(Data items)
▼

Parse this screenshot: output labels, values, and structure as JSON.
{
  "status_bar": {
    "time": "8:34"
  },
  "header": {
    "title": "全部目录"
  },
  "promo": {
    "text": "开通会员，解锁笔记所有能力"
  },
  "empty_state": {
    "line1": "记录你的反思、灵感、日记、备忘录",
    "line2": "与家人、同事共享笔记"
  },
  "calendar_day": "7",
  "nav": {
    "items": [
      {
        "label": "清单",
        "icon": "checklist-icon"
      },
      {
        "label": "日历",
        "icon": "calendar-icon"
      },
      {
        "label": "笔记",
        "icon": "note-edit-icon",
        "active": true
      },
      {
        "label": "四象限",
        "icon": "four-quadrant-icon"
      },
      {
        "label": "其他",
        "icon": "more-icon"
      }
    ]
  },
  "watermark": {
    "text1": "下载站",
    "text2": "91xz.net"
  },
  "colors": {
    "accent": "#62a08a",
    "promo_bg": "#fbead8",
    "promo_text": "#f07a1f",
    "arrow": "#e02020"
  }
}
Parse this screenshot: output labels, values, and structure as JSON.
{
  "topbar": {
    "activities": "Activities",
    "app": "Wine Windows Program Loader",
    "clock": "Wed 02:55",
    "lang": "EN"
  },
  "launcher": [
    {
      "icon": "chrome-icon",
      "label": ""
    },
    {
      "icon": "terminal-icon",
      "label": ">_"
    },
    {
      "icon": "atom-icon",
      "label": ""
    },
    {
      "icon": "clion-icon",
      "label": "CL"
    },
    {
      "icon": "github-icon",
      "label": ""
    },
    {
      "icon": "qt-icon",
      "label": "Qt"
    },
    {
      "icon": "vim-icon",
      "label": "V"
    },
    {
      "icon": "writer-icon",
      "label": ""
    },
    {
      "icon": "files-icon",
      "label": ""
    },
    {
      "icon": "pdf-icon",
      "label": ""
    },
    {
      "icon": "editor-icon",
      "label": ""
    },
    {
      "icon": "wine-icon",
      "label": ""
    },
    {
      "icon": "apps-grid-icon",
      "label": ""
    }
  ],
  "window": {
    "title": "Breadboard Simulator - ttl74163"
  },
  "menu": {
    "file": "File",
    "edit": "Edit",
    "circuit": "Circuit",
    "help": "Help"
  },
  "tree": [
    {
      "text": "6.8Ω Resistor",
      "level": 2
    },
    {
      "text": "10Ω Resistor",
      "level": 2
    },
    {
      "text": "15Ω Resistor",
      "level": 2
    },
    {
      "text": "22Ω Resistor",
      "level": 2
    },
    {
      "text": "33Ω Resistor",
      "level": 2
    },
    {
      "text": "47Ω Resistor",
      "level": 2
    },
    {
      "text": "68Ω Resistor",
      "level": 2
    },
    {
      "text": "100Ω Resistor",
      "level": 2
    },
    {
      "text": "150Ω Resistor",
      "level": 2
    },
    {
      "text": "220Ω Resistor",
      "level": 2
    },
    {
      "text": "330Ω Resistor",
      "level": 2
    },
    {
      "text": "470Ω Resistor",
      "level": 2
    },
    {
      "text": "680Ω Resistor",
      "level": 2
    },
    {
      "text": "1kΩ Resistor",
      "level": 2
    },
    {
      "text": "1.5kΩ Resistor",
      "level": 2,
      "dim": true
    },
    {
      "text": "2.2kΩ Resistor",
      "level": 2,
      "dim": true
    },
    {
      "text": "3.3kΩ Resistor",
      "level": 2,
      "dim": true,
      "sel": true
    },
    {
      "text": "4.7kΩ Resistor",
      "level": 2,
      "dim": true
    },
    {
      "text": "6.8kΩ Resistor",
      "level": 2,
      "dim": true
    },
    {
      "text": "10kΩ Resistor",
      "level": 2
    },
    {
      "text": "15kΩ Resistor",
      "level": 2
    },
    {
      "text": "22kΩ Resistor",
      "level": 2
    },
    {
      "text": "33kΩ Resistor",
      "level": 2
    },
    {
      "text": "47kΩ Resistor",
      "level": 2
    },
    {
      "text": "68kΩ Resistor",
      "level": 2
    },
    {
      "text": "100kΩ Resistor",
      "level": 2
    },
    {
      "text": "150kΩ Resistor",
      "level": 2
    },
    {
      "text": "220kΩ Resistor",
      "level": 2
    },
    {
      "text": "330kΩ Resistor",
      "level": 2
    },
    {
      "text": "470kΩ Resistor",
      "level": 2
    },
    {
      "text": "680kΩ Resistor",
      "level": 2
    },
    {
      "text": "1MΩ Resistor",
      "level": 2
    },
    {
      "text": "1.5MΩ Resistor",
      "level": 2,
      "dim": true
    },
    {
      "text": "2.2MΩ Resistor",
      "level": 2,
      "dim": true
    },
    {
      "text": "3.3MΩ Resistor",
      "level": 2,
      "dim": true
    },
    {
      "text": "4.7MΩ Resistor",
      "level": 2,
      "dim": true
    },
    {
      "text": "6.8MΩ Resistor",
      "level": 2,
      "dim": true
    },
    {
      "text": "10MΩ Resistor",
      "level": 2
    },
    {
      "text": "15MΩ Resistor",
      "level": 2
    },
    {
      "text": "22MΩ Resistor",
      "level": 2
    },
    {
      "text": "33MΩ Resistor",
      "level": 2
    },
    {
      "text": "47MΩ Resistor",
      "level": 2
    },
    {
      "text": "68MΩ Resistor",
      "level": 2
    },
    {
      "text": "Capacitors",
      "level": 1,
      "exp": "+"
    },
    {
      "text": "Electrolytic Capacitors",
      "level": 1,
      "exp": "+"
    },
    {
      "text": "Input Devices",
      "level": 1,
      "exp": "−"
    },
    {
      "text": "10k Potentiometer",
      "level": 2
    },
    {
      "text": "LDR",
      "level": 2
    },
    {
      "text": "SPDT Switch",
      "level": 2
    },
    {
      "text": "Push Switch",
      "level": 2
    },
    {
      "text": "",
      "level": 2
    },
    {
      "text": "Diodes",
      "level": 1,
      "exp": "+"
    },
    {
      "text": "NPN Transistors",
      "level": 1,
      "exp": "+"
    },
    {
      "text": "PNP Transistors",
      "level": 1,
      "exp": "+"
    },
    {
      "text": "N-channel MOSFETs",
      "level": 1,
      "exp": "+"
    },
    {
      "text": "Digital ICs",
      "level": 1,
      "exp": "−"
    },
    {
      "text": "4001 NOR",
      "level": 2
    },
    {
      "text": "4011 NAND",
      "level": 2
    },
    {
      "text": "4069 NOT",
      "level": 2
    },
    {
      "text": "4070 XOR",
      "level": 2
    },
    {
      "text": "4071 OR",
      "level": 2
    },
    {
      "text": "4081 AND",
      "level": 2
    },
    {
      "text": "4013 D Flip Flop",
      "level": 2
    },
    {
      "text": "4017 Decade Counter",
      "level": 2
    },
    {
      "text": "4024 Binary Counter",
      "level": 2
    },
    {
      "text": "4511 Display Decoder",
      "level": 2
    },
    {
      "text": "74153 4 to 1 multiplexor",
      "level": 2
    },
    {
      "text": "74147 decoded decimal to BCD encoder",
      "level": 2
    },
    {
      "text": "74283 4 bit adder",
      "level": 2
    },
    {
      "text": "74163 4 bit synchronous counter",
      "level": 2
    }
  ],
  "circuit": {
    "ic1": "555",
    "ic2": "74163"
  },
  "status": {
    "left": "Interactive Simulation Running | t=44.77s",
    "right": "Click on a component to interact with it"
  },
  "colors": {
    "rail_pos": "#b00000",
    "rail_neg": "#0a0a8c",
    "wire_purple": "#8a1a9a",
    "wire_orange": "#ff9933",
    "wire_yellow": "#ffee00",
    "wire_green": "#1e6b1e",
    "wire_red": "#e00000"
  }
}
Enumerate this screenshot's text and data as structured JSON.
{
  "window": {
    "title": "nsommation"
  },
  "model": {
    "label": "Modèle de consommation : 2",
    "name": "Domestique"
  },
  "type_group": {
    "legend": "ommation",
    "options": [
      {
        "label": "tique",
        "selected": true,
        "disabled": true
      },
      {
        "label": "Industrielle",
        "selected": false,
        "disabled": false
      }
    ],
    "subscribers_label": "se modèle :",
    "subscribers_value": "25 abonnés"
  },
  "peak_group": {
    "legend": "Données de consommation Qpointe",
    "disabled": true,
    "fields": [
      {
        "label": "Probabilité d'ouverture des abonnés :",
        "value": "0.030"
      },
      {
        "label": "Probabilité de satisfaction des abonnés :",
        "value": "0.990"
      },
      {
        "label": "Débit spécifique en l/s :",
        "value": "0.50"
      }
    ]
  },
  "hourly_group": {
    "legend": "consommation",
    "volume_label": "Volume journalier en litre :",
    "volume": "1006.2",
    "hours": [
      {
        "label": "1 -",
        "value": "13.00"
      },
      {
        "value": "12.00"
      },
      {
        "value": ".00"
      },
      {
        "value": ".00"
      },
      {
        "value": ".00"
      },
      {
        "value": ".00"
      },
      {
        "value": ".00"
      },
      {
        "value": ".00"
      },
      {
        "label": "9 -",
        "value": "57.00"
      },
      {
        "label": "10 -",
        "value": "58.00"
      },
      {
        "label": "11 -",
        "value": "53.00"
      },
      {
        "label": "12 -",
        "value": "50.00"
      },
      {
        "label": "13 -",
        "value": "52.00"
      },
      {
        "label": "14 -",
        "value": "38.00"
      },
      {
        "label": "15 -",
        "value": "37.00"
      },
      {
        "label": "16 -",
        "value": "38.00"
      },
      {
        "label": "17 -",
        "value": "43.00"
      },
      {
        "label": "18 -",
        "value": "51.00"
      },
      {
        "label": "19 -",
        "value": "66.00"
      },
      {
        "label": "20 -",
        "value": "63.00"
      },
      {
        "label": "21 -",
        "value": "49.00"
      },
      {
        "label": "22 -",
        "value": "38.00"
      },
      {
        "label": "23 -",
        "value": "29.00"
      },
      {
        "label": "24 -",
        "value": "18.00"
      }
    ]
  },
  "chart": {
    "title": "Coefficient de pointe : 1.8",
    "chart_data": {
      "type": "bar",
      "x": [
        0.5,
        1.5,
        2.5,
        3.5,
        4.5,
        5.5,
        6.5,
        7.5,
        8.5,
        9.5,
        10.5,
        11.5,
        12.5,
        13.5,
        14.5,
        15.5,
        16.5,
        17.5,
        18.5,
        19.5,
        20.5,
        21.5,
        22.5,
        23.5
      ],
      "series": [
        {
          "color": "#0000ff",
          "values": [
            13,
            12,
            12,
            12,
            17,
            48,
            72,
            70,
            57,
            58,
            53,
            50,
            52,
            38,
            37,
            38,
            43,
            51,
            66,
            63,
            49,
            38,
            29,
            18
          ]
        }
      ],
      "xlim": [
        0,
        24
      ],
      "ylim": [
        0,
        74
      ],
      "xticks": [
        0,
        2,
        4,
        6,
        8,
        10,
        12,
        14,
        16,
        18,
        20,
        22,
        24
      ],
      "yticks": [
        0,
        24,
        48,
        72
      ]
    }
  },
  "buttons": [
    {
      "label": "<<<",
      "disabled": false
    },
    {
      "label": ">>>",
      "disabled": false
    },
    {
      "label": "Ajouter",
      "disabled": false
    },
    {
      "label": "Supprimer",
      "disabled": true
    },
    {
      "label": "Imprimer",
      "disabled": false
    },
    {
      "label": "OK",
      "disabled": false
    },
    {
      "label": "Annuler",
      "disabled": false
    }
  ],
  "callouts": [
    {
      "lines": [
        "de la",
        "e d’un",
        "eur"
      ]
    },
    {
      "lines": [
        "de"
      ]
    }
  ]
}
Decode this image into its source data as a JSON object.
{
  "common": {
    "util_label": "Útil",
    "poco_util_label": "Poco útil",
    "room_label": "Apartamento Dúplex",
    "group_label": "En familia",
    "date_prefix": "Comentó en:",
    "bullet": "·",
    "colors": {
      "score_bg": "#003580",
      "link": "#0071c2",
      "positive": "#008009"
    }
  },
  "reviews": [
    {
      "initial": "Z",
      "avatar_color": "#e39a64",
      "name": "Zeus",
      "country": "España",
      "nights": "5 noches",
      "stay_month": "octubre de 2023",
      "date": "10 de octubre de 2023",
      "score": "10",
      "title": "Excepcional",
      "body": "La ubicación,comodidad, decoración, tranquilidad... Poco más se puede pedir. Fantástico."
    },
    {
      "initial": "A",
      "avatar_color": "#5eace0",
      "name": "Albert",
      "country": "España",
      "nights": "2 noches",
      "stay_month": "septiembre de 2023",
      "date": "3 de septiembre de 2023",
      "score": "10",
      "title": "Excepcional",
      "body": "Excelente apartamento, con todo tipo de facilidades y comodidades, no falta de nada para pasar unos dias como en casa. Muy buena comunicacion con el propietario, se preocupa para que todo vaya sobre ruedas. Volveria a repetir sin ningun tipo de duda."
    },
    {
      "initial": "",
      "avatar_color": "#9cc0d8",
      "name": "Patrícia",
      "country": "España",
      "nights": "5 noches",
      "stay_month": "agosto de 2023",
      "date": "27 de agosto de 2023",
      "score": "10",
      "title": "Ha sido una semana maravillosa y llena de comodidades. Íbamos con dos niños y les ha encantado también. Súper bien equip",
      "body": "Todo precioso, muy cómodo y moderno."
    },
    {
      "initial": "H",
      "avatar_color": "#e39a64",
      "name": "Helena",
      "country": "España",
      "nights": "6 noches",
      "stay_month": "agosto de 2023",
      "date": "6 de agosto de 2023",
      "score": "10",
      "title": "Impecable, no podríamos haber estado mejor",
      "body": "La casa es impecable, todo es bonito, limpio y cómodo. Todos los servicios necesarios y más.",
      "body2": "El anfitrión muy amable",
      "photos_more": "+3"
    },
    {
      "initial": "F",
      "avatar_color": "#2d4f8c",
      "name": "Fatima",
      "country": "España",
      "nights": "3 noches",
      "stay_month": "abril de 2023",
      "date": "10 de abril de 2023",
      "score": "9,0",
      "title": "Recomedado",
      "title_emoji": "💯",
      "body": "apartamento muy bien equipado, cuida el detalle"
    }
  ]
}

▲

◆ What to do:
Read the data above and pull out each line that holds the string "comodidades".

◆ Full solution:
      "body": "Excelente apartamento, con todo tipo de facilidades y comodidades, no falta de nada para pasar unos dias como en casa. Muy buena comunicacion con el propietario, se preocupa para que todo vaya sobre ruedas. Volveria a repetir sin ningun tipo de duda."
      "title": "Ha sido una semana maravillosa y llena de comodidades. Íbamos con dos niños y les ha encantado también. Súper bien equip",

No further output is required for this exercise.